**Collected data entries:**
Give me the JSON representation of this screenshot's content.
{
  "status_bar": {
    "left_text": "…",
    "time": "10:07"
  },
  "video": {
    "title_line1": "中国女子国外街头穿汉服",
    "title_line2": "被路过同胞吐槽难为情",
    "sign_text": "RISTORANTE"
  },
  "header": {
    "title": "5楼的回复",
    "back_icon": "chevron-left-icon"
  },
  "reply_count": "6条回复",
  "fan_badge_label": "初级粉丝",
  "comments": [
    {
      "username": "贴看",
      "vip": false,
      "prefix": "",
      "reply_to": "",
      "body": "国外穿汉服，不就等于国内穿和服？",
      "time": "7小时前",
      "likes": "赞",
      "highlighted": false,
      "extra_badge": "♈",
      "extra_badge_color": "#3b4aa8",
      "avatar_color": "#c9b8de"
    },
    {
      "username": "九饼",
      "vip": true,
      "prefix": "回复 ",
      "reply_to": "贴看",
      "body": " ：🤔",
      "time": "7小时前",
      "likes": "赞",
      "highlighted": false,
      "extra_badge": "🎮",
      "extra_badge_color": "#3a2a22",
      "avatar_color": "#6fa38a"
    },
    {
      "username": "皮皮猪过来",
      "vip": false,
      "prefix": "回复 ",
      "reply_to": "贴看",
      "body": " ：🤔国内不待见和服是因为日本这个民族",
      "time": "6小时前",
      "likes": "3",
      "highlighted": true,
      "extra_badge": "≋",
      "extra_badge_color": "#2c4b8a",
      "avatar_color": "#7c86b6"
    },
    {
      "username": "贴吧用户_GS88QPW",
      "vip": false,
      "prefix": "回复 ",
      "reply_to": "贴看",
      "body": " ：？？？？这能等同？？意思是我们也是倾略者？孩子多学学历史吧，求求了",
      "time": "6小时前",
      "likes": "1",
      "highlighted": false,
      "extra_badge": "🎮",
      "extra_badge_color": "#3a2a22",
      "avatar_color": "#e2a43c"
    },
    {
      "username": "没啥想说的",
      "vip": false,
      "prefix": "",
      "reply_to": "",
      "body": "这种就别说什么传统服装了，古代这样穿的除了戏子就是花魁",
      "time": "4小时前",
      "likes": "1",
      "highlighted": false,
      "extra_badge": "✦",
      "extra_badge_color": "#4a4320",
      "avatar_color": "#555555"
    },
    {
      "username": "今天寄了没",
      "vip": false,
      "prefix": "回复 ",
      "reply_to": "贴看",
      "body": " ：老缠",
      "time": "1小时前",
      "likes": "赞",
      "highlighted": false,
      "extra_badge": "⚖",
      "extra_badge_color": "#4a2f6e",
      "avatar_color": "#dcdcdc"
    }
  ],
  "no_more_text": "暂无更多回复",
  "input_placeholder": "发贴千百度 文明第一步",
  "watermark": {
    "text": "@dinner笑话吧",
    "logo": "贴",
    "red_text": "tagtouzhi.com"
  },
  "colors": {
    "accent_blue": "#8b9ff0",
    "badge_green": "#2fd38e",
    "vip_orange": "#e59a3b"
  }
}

**Brief:** Scan the records for the string "time". Copy each line in which it appears.

**Correct result:**
    "time": "10:07"
      "time": "7小时前",
      "time": "7小时前",
      "time": "6小时前",
      "time": "6小时前",
      "time": "4小时前",
      "time": "1小时前",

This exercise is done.